Retype the items, starting at the first line and ending at the line that contains "- size-col-header-2xl: 2XL: [999, 280, 1200, 331]", with both of those lines included.
-------- Materials provided --------
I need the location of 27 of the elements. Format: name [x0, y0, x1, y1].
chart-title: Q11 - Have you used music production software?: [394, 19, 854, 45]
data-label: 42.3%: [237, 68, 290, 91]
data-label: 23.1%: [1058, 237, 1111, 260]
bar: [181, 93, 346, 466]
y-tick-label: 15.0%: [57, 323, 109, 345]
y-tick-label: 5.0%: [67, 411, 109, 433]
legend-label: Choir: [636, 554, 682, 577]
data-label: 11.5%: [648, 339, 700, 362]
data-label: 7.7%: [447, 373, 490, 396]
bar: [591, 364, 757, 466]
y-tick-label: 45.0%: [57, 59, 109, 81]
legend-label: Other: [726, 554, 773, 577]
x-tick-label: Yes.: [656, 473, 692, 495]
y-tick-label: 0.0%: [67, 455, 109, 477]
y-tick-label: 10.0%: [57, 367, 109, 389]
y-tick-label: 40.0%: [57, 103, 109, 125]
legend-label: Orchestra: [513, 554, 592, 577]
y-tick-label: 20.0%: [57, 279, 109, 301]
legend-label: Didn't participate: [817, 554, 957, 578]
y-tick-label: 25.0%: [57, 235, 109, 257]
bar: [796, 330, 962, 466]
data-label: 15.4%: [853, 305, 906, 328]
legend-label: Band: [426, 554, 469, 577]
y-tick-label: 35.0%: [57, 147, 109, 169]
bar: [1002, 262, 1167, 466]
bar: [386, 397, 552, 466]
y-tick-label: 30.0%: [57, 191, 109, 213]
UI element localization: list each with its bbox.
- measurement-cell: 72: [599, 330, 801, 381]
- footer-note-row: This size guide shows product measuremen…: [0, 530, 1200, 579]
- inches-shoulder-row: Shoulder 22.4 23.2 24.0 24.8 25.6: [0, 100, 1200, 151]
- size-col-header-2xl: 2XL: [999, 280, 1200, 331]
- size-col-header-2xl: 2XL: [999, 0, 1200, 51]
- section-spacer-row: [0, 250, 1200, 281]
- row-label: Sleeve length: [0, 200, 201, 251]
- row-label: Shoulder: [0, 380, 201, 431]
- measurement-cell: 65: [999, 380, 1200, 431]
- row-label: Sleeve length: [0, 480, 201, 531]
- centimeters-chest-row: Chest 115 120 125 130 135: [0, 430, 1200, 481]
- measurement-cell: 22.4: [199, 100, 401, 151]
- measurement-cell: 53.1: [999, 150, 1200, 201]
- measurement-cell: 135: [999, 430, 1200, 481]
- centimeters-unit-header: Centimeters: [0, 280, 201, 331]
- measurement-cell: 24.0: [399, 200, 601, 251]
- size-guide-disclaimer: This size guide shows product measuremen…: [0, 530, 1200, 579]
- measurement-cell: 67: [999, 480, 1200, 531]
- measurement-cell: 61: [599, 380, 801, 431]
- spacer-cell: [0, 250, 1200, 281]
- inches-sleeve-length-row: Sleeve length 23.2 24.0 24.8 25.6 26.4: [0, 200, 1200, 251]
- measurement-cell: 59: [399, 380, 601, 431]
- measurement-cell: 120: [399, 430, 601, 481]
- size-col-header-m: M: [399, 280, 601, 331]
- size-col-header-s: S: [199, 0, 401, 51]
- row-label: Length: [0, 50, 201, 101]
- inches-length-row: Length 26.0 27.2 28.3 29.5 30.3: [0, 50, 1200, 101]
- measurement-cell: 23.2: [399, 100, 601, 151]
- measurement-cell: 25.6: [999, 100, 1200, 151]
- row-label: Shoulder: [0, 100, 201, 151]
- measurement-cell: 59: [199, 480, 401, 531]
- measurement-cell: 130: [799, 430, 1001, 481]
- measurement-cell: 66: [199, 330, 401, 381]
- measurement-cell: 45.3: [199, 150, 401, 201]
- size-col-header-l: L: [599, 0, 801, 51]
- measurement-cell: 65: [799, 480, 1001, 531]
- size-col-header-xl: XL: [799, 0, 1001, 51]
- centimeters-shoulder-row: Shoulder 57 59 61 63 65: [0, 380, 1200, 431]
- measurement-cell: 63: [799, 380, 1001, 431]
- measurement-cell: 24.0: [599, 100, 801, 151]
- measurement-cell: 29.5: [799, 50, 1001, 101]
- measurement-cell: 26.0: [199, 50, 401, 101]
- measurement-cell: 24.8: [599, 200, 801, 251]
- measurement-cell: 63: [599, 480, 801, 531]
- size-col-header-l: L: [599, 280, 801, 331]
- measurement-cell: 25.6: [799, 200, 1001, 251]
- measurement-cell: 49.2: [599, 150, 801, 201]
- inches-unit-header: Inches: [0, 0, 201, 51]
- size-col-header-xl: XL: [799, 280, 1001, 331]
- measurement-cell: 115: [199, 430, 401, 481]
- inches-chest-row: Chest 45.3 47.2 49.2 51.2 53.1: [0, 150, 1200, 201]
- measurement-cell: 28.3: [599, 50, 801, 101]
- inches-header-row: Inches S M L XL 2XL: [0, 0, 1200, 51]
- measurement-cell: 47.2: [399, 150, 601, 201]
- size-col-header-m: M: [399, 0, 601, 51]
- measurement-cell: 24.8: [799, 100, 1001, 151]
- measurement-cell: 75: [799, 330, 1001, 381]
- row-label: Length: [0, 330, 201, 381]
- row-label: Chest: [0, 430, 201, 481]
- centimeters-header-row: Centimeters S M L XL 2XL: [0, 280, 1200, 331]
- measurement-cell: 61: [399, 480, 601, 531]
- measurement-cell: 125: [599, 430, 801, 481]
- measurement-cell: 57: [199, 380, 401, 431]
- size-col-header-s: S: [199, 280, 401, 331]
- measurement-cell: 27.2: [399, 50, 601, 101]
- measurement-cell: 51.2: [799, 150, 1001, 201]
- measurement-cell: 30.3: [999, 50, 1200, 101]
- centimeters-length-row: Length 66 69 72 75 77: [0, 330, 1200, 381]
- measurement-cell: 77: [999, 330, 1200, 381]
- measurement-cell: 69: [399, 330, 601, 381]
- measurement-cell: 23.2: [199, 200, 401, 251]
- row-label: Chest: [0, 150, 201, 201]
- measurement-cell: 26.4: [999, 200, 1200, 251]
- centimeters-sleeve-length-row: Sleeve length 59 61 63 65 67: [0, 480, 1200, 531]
--------
- _Output for this exercise_
I need the location of 27 of the elements. Format: name [x0, y0, x1, y1].
chart-title: Q11 - Have you used music production software?: [394, 19, 854, 45]
data-label: 42.3%: [237, 68, 290, 91]
data-label: 23.1%: [1058, 237, 1111, 260]
bar: [181, 93, 346, 466]
y-tick-label: 15.0%: [57, 323, 109, 345]
y-tick-label: 5.0%: [67, 411, 109, 433]
legend-label: Choir: [636, 554, 682, 577]
data-label: 11.5%: [648, 339, 700, 362]
data-label: 7.7%: [447, 373, 490, 396]
bar: [591, 364, 757, 466]
y-tick-label: 45.0%: [57, 59, 109, 81]
legend-label: Other: [726, 554, 773, 577]
x-tick-label: Yes.: [656, 473, 692, 495]
y-tick-label: 0.0%: [67, 455, 109, 477]
y-tick-label: 10.0%: [57, 367, 109, 389]
y-tick-label: 40.0%: [57, 103, 109, 125]
legend-label: Orchestra: [513, 554, 592, 577]
y-tick-label: 20.0%: [57, 279, 109, 301]
legend-label: Didn't participate: [817, 554, 957, 578]
y-tick-label: 25.0%: [57, 235, 109, 257]
bar: [796, 330, 962, 466]
data-label: 15.4%: [853, 305, 906, 328]
legend-label: Band: [426, 554, 469, 577]
y-tick-label: 35.0%: [57, 147, 109, 169]
bar: [1002, 262, 1167, 466]
bar: [386, 397, 552, 466]
y-tick-label: 30.0%: [57, 191, 109, 213]
UI element localization: list each with its bbox.
- measurement-cell: 72: [599, 330, 801, 381]
- footer-note-row: This size guide shows product measuremen…: [0, 530, 1200, 579]
- inches-shoulder-row: Shoulder 22.4 23.2 24.0 24.8 25.6: [0, 100, 1200, 151]
- size-col-header-2xl: 2XL: [999, 280, 1200, 331]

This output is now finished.